-- Task prompt --
Below is a block of records; repeat each one exactly.

Entries from a dataset
=-=-=

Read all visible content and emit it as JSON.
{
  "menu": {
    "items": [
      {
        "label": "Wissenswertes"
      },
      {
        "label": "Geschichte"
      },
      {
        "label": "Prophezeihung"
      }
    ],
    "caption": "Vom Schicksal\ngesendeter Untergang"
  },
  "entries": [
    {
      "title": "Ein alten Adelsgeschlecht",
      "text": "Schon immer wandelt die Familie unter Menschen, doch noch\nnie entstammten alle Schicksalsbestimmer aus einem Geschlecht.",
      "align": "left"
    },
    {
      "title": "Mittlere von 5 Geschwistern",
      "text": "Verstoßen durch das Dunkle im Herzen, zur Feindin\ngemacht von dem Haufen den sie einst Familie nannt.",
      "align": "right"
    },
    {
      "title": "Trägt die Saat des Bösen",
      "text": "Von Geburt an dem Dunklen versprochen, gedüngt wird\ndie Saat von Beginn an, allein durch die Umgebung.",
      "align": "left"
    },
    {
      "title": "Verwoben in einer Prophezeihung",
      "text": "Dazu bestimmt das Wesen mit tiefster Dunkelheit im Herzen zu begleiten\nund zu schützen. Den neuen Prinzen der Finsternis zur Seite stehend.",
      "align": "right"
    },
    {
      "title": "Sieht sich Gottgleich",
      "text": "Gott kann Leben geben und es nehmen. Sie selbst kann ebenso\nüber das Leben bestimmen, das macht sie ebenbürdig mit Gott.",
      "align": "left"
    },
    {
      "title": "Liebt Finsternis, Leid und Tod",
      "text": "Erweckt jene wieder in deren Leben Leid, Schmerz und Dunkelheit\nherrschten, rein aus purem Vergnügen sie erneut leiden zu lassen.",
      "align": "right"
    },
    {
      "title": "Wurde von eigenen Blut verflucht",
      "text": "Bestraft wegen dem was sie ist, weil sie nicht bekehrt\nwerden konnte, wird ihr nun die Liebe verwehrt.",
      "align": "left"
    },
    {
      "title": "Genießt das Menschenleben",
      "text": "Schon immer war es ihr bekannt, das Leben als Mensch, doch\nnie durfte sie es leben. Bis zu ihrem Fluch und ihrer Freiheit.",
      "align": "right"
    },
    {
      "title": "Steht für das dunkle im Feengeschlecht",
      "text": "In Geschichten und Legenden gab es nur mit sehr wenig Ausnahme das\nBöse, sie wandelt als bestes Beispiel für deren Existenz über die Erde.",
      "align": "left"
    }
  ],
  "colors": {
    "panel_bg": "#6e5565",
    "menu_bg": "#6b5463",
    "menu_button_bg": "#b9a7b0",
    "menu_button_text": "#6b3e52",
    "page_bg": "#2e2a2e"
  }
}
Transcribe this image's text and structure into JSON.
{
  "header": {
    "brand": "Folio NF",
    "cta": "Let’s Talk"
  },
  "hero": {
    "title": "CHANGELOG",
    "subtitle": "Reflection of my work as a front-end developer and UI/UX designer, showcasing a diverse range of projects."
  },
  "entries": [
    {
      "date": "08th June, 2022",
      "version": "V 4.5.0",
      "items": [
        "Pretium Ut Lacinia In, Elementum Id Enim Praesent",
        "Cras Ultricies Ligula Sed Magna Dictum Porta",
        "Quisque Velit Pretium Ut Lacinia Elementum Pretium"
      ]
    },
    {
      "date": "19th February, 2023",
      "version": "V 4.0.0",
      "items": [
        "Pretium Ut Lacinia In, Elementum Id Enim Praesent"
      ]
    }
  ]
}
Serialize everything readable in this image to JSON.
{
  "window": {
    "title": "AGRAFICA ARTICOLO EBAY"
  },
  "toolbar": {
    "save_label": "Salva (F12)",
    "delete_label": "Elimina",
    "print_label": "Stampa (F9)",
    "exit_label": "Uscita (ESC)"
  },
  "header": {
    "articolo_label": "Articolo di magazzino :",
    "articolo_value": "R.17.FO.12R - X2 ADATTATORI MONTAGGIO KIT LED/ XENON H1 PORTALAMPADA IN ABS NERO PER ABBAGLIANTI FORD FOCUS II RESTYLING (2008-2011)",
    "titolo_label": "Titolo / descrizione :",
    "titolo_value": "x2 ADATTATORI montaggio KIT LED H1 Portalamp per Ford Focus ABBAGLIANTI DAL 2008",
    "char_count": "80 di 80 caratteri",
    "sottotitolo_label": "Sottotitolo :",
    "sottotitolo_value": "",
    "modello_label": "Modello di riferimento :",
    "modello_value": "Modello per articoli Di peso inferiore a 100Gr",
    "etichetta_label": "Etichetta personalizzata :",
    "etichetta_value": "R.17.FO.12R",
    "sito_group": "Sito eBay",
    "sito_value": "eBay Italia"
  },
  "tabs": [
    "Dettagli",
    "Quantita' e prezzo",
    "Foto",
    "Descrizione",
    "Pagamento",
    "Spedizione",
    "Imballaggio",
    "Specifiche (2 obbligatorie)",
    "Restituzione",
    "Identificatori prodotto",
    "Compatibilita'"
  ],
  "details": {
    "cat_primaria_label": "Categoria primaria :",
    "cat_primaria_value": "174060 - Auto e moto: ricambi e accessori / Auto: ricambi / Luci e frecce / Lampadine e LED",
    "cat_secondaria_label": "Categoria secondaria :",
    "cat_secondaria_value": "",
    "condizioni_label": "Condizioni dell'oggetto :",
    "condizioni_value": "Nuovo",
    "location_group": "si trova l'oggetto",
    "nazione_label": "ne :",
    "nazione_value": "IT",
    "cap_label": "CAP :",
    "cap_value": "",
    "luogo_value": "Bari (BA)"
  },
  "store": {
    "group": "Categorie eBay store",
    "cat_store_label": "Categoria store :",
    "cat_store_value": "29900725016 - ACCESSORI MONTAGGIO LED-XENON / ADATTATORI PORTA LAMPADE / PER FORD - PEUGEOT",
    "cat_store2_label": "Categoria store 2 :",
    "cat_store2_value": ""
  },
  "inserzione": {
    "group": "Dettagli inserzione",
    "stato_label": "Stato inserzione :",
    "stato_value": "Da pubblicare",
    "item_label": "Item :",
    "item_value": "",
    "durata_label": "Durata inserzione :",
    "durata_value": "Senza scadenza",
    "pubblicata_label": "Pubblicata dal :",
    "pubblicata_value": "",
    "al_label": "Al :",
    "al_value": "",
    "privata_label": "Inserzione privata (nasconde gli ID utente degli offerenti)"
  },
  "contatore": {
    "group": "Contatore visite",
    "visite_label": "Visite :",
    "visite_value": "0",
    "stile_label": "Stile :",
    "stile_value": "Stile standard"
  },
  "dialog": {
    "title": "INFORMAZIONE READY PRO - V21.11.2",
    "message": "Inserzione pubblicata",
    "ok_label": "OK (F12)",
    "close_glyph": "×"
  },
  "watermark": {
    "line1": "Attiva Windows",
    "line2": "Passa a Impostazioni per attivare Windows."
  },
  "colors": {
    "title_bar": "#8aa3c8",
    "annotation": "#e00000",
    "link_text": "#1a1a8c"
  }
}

=-=-=

-- Exercise answer --
Read all visible content and emit it as JSON.
{
  "menu": {
    "items": [
      {
        "label": "Wissenswertes"
      },
      {
        "label": "Geschichte"
      },
      {
        "label": "Prophezeihung"
      }
    ],
    "caption": "Vom Schicksal\ngesendeter Untergang"
  },
  "entries": [
    {
      "title": "Ein alten Adelsgeschlecht",
      "text": "Schon immer wandelt die Familie unter Menschen, doch noch\nnie entstammten alle Schicksalsbestimmer aus einem Geschlecht.",
      "align": "left"
    },
    {
      "title": "Mittlere von 5 Geschwistern",
      "text": "Verstoßen durch das Dunkle im Herzen, zur Feindin\ngemacht von dem Haufen den sie einst Familie nannt.",
      "align": "right"
    },
    {
      "title": "Trägt die Saat des Bösen",
      "text": "Von Geburt an dem Dunklen versprochen, gedüngt wird\ndie Saat von Beginn an, allein durch die Umgebung.",
      "align": "left"
    },
    {
      "title": "Verwoben in einer Prophezeihung",
      "text": "Dazu bestimmt das Wesen mit tiefster Dunkelheit im Herzen zu begleiten\nund zu schützen. Den neuen Prinzen der Finsternis zur Seite stehend.",
      "align": "right"
    },
    {
      "title": "Sieht sich Gottgleich",
      "text": "Gott kann Leben geben und es nehmen. Sie selbst kann ebenso\nüber das Leben bestimmen, das macht sie ebenbürdig mit Gott.",
      "align": "left"
    },
    {
      "title": "Liebt Finsternis, Leid und Tod",
      "text": "Erweckt jene wieder in deren Leben Leid, Schmerz und Dunkelheit\nherrschten, rein aus purem Vergnügen sie erneut leiden zu lassen.",
      "align": "right"
    },
    {
      "title": "Wurde von eigenen Blut verflucht",
      "text": "Bestraft wegen dem was sie ist, weil sie nicht bekehrt\nwerden konnte, wird ihr nun die Liebe verwehrt.",
      "align": "left"
    },
    {
      "title": "Genießt das Menschenleben",
      "text": "Schon immer war es ihr bekannt, das Leben als Mensch, doch\nnie durfte sie es leben. Bis zu ihrem Fluch und ihrer Freiheit.",
      "align": "right"
    },
    {
      "title": "Steht für das dunkle im Feengeschlecht",
      "text": "In Geschichten und Legenden gab es nur mit sehr wenig Ausnahme das\nBöse, sie wandelt als bestes Beispiel für deren Existenz über die Erde.",
      "align": "left"
    }
  ],
  "colors": {
    "panel_bg": "#6e5565",
    "menu_bg": "#6b5463",
    "menu_button_bg": "#b9a7b0",
    "menu_button_text": "#6b3e52",
    "page_bg": "#2e2a2e"
  }
}
Transcribe this image's text and structure into JSON.
{
  "header": {
    "brand": "Folio NF",
    "cta": "Let’s Talk"
  },
  "hero": {
    "title": "CHANGELOG",
    "subtitle": "Reflection of my work as a front-end developer and UI/UX designer, showcasing a diverse range of projects."
  },
  "entries": [
    {
      "date": "08th June, 2022",
      "version": "V 4.5.0",
      "items": [
        "Pretium Ut Lacinia In, Elementum Id Enim Praesent",
        "Cras Ultricies Ligula Sed Magna Dictum Porta",
        "Quisque Velit Pretium Ut Lacinia Elementum Pretium"
      ]
    },
    {
      "date": "19th February, 2023",
      "version": "V 4.0.0",
      "items": [
        "Pretium Ut Lacinia In, Elementum Id Enim Praesent"
      ]
    }
  ]
}
Serialize everything readable in this image to JSON.
{
  "window": {
    "title": "AGRAFICA ARTICOLO EBAY"
  },
  "toolbar": {
    "save_label": "Salva (F12)",
    "delete_label": "Elimina",
    "print_label": "Stampa (F9)",
    "exit_label": "Uscita (ESC)"
  },
  "header": {
    "articolo_label": "Articolo di magazzino :",
    "articolo_value": "R.17.FO.12R - X2 ADATTATORI MONTAGGIO KIT LED/ XENON H1 PORTALAMPADA IN ABS NERO PER ABBAGLIANTI FORD FOCUS II RESTYLING (2008-2011)",
    "titolo_label": "Titolo / descrizione :",
    "titolo_value": "x2 ADATTATORI montaggio KIT LED H1 Portalamp per Ford Focus ABBAGLIANTI DAL 2008",
    "char_count": "80 di 80 caratteri",
    "sottotitolo_label": "Sottotitolo :",
    "sottotitolo_value": "",
    "modello_label": "Modello di riferimento :",
    "modello_value": "Modello per articoli Di peso inferiore a 100Gr",
    "etichetta_label": "Etichetta personalizzata :",
    "etichetta_value": "R.17.FO.12R",
    "sito_group": "Sito eBay",
    "sito_value": "eBay Italia"
  },
  "tabs": [
    "Dettagli",
    "Quantita' e prezzo",
    "Foto",
    "Descrizione",
    "Pagamento",
    "Spedizione",
    "Imballaggio",
    "Specifiche (2 obbligatorie)",
    "Restituzione",
    "Identificatori prodotto",
    "Compatibilita'"
  ],
  "details": {
    "cat_primaria_label": "Categoria primaria :",
    "cat_primaria_value": "174060 - Auto e moto: ricambi e accessori / Auto: ricambi / Luci e frecce / Lampadine e LED",
    "cat_secondaria_label": "Categoria secondaria :",
    "cat_secondaria_value": "",
    "condizioni_label": "Condizioni dell'oggetto :",
    "condizioni_value": "Nuovo",
    "location_group": "si trova l'oggetto",
    "nazione_label": "ne :",
    "nazione_value": "IT",
    "cap_label": "CAP :",
    "cap_value": "",
    "luogo_value": "Bari (BA)"
  },
  "store": {
    "group": "Categorie eBay store",
    "cat_store_label": "Categoria store :",
    "cat_store_value": "29900725016 - ACCESSORI MONTAGGIO LED-XENON / ADATTATORI PORTA LAMPADE / PER FORD - PEUGEOT",
    "cat_store2_label": "Categoria store 2 :",
    "cat_store2_value": ""
  },
  "inserzione": {
    "group": "Dettagli inserzione",
    "stato_label": "Stato inserzione :",
    "stato_value": "Da pubblicare",
    "item_label": "Item :",
    "item_value": "",
    "durata_label": "Durata inserzione :",
    "durata_value": "Senza scadenza",
    "pubblicata_label": "Pubblicata dal :",
    "pubblicata_value": "",
    "al_label": "Al :",
    "al_value": "",
    "privata_label": "Inserzione privata (nasconde gli ID utente degli offerenti)"
  },
  "contatore": {
    "group": "Contatore visite",
    "visite_label": "Visite :",
    "visite_value": "0",
    "stile_label": "Stile :",
    "stile_value": "Stile standard"
  },
  "dialog": {
    "title": "INFORMAZIONE READY PRO - V21.11.2",
    "message": "Inserzione pubblicata",
    "ok_label": "OK (F12)",
    "close_glyph": "×"
  },
  "watermark": {
    "line1": "Attiva Windows",
    "line2": "Passa a Impostazioni per attivare Windows."
  },
  "colors": {
    "title_bar": "#8aa3c8",
    "annotation": "#e00000",
    "link_text": "#1a1a8c"
  }
}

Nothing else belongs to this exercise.